Your goal
Copy every line of the entries below word for word, without adding, dropping, or changing anything.

>> START Entries shown

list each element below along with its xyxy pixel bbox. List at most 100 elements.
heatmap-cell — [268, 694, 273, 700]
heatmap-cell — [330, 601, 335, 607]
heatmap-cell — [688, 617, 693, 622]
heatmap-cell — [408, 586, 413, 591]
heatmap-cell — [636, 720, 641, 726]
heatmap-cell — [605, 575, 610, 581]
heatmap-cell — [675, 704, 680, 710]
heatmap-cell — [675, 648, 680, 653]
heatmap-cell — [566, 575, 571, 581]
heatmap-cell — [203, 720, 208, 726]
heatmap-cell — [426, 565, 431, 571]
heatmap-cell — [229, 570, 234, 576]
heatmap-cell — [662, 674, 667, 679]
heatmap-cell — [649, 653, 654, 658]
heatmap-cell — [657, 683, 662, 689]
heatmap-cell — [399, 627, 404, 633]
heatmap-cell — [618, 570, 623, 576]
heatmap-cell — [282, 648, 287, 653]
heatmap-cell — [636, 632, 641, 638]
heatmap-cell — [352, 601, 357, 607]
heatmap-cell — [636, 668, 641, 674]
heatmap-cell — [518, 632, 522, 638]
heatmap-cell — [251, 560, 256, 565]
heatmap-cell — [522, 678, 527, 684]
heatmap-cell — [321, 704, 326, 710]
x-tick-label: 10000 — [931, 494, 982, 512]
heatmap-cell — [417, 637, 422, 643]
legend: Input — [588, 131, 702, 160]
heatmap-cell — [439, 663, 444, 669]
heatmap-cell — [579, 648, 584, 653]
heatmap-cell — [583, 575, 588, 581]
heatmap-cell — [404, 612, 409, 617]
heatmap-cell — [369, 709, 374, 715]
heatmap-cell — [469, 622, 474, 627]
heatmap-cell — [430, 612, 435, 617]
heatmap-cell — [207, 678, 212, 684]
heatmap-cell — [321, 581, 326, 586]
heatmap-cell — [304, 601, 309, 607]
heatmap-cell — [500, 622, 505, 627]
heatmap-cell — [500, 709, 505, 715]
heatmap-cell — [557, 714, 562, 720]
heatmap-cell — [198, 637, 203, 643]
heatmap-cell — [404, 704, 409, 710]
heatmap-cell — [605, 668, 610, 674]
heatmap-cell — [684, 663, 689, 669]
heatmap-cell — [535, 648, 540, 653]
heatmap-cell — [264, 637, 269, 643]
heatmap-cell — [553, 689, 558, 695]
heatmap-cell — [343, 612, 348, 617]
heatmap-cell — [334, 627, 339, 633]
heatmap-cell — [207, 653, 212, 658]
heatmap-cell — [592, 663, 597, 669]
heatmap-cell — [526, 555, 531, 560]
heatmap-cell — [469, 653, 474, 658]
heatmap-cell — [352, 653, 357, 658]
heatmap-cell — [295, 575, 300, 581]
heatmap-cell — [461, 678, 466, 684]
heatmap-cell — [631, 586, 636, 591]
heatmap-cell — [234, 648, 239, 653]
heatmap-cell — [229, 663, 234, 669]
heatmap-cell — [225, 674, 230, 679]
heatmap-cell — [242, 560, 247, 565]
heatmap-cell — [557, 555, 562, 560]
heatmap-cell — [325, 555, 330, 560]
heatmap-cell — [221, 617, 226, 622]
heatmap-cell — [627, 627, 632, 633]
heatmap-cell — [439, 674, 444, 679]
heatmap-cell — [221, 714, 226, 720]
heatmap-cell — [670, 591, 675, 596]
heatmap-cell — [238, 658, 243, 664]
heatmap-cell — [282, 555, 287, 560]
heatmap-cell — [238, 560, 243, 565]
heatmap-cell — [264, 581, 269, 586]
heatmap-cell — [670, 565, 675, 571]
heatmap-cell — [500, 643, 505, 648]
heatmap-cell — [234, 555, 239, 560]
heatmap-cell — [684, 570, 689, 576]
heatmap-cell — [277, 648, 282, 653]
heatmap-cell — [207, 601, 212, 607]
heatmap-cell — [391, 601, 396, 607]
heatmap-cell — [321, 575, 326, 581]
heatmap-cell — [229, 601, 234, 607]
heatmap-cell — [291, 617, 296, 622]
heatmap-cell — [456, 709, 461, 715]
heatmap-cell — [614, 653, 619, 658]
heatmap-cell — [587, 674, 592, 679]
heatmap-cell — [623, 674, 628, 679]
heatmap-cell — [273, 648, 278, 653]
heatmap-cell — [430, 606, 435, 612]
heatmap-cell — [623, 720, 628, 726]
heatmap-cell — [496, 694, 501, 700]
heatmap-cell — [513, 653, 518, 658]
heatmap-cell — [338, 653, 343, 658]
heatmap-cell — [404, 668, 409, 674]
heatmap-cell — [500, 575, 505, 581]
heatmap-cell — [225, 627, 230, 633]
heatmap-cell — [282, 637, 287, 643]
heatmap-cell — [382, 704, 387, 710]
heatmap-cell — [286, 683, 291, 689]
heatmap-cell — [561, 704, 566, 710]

>> END Entries shown

Written answer
list each element below along with its xyxy pixel bbox. List at most 100 elements.
heatmap-cell — [268, 694, 273, 700]
heatmap-cell — [330, 601, 335, 607]
heatmap-cell — [688, 617, 693, 622]
heatmap-cell — [408, 586, 413, 591]
heatmap-cell — [636, 720, 641, 726]
heatmap-cell — [605, 575, 610, 581]
heatmap-cell — [675, 704, 680, 710]
heatmap-cell — [675, 648, 680, 653]
heatmap-cell — [566, 575, 571, 581]
heatmap-cell — [203, 720, 208, 726]
heatmap-cell — [426, 565, 431, 571]
heatmap-cell — [229, 570, 234, 576]
heatmap-cell — [662, 674, 667, 679]
heatmap-cell — [649, 653, 654, 658]
heatmap-cell — [657, 683, 662, 689]
heatmap-cell — [399, 627, 404, 633]
heatmap-cell — [618, 570, 623, 576]
heatmap-cell — [282, 648, 287, 653]
heatmap-cell — [636, 632, 641, 638]
heatmap-cell — [352, 601, 357, 607]
heatmap-cell — [636, 668, 641, 674]
heatmap-cell — [518, 632, 522, 638]
heatmap-cell — [251, 560, 256, 565]
heatmap-cell — [522, 678, 527, 684]
heatmap-cell — [321, 704, 326, 710]
x-tick-label: 10000 — [931, 494, 982, 512]
heatmap-cell — [417, 637, 422, 643]
legend: Input — [588, 131, 702, 160]
heatmap-cell — [439, 663, 444, 669]
heatmap-cell — [579, 648, 584, 653]
heatmap-cell — [583, 575, 588, 581]
heatmap-cell — [404, 612, 409, 617]
heatmap-cell — [369, 709, 374, 715]
heatmap-cell — [469, 622, 474, 627]
heatmap-cell — [430, 612, 435, 617]
heatmap-cell — [207, 678, 212, 684]
heatmap-cell — [321, 581, 326, 586]
heatmap-cell — [304, 601, 309, 607]
heatmap-cell — [500, 622, 505, 627]
heatmap-cell — [500, 709, 505, 715]
heatmap-cell — [557, 714, 562, 720]
heatmap-cell — [198, 637, 203, 643]
heatmap-cell — [404, 704, 409, 710]
heatmap-cell — [605, 668, 610, 674]
heatmap-cell — [684, 663, 689, 669]
heatmap-cell — [535, 648, 540, 653]
heatmap-cell — [264, 637, 269, 643]
heatmap-cell — [553, 689, 558, 695]
heatmap-cell — [343, 612, 348, 617]
heatmap-cell — [334, 627, 339, 633]
heatmap-cell — [207, 653, 212, 658]
heatmap-cell — [592, 663, 597, 669]
heatmap-cell — [526, 555, 531, 560]
heatmap-cell — [469, 653, 474, 658]
heatmap-cell — [352, 653, 357, 658]
heatmap-cell — [295, 575, 300, 581]
heatmap-cell — [461, 678, 466, 684]
heatmap-cell — [631, 586, 636, 591]
heatmap-cell — [234, 648, 239, 653]
heatmap-cell — [229, 663, 234, 669]
heatmap-cell — [225, 674, 230, 679]
heatmap-cell — [242, 560, 247, 565]
heatmap-cell — [557, 555, 562, 560]
heatmap-cell — [325, 555, 330, 560]
heatmap-cell — [221, 617, 226, 622]
heatmap-cell — [627, 627, 632, 633]
heatmap-cell — [439, 674, 444, 679]
heatmap-cell — [221, 714, 226, 720]
heatmap-cell — [670, 591, 675, 596]
heatmap-cell — [238, 658, 243, 664]
heatmap-cell — [282, 555, 287, 560]
heatmap-cell — [238, 560, 243, 565]
heatmap-cell — [264, 581, 269, 586]
heatmap-cell — [670, 565, 675, 571]
heatmap-cell — [500, 643, 505, 648]
heatmap-cell — [234, 555, 239, 560]
heatmap-cell — [684, 570, 689, 576]
heatmap-cell — [277, 648, 282, 653]
heatmap-cell — [207, 601, 212, 607]
heatmap-cell — [391, 601, 396, 607]
heatmap-cell — [321, 575, 326, 581]
heatmap-cell — [229, 601, 234, 607]
heatmap-cell — [291, 617, 296, 622]
heatmap-cell — [456, 709, 461, 715]
heatmap-cell — [614, 653, 619, 658]
heatmap-cell — [587, 674, 592, 679]
heatmap-cell — [623, 674, 628, 679]
heatmap-cell — [273, 648, 278, 653]
heatmap-cell — [430, 606, 435, 612]
heatmap-cell — [623, 720, 628, 726]
heatmap-cell — [496, 694, 501, 700]
heatmap-cell — [513, 653, 518, 658]
heatmap-cell — [338, 653, 343, 658]
heatmap-cell — [404, 668, 409, 674]
heatmap-cell — [500, 575, 505, 581]
heatmap-cell — [225, 627, 230, 633]
heatmap-cell — [282, 637, 287, 643]
heatmap-cell — [382, 704, 387, 710]
heatmap-cell — [286, 683, 291, 689]
heatmap-cell — [561, 704, 566, 710]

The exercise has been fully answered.